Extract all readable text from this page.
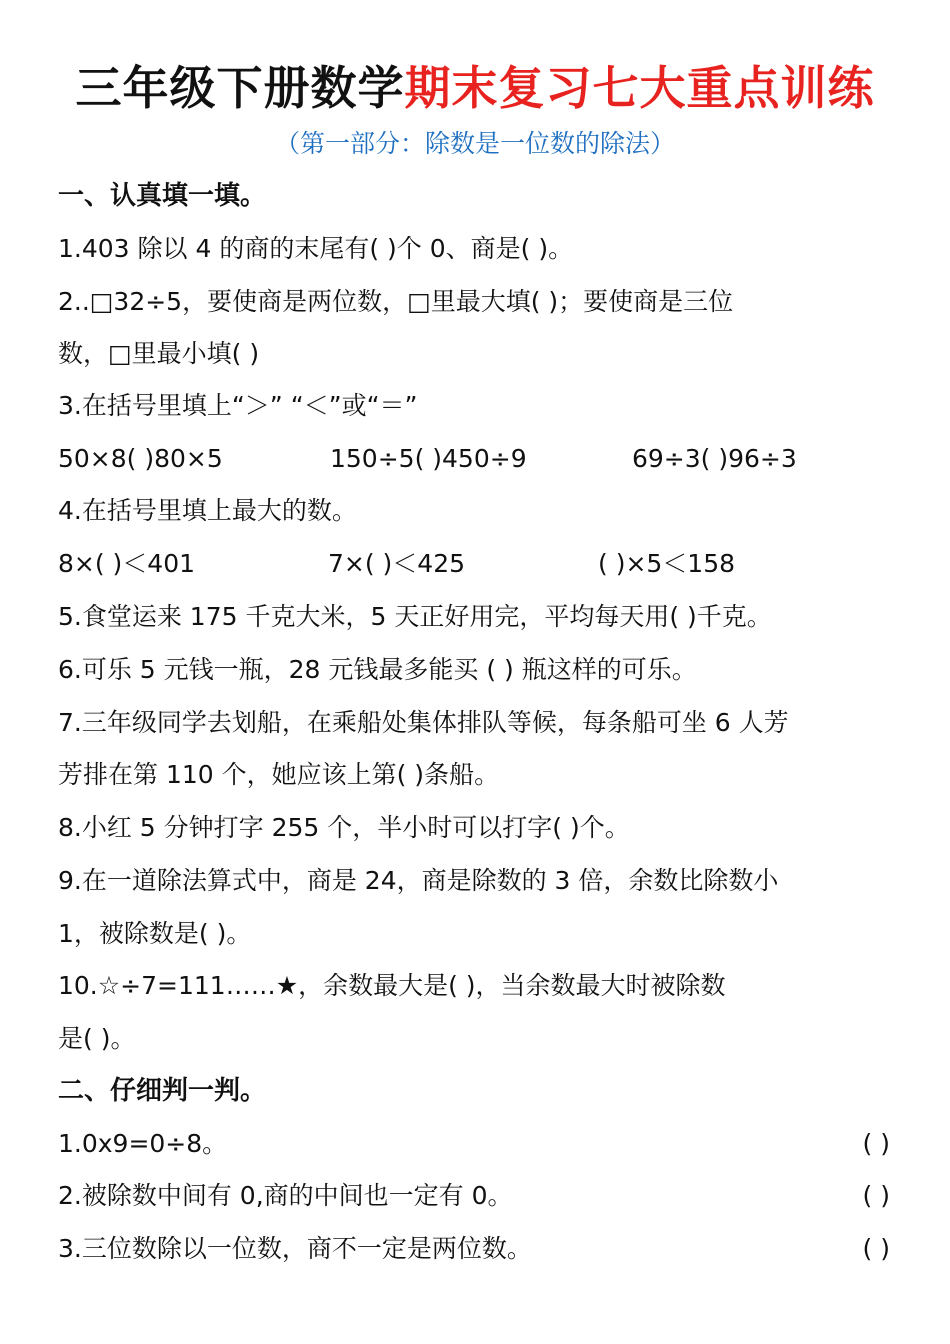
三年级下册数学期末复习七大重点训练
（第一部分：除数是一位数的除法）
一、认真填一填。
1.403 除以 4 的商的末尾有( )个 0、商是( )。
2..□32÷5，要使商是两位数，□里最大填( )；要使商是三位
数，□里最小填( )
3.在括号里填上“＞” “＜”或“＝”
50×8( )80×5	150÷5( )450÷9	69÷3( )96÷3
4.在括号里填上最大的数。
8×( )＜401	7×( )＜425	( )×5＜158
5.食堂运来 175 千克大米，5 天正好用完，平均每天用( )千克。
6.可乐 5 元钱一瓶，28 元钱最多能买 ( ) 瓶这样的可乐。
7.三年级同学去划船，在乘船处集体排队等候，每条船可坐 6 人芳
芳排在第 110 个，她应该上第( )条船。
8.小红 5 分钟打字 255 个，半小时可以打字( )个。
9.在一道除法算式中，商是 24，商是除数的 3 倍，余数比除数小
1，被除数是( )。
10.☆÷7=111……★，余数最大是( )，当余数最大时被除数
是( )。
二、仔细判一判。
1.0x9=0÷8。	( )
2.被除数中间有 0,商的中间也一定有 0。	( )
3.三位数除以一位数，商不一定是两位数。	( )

# # # #

§ REQUIREMENTS
All of the entries need to be transcribed word for word; pictures are left out.

§ WRITTEN ANSWER
Extract all readable text from this page.
三年级下册数学期末复习七大重点训练
（第一部分：除数是一位数的除法）
一、认真填一填。
1.403 除以 4 的商的末尾有( )个 0、商是( )。
2..□32÷5，要使商是两位数，□里最大填( )；要使商是三位
数，□里最小填( )
3.在括号里填上“＞” “＜”或“＝”
50×8( )80×5	150÷5( )450÷9	69÷3( )96÷3
4.在括号里填上最大的数。
8×( )＜401	7×( )＜425	( )×5＜158
5.食堂运来 175 千克大米，5 天正好用完，平均每天用( )千克。
6.可乐 5 元钱一瓶，28 元钱最多能买 ( ) 瓶这样的可乐。
7.三年级同学去划船，在乘船处集体排队等候，每条船可坐 6 人芳
芳排在第 110 个，她应该上第( )条船。
8.小红 5 分钟打字 255 个，半小时可以打字( )个。
9.在一道除法算式中，商是 24，商是除数的 3 倍，余数比除数小
1，被除数是( )。
10.☆÷7=111……★，余数最大是( )，当余数最大时被除数
是( )。
二、仔细判一判。
1.0x9=0÷8。	( )
2.被除数中间有 0,商的中间也一定有 0。	( )
3.三位数除以一位数，商不一定是两位数。	( )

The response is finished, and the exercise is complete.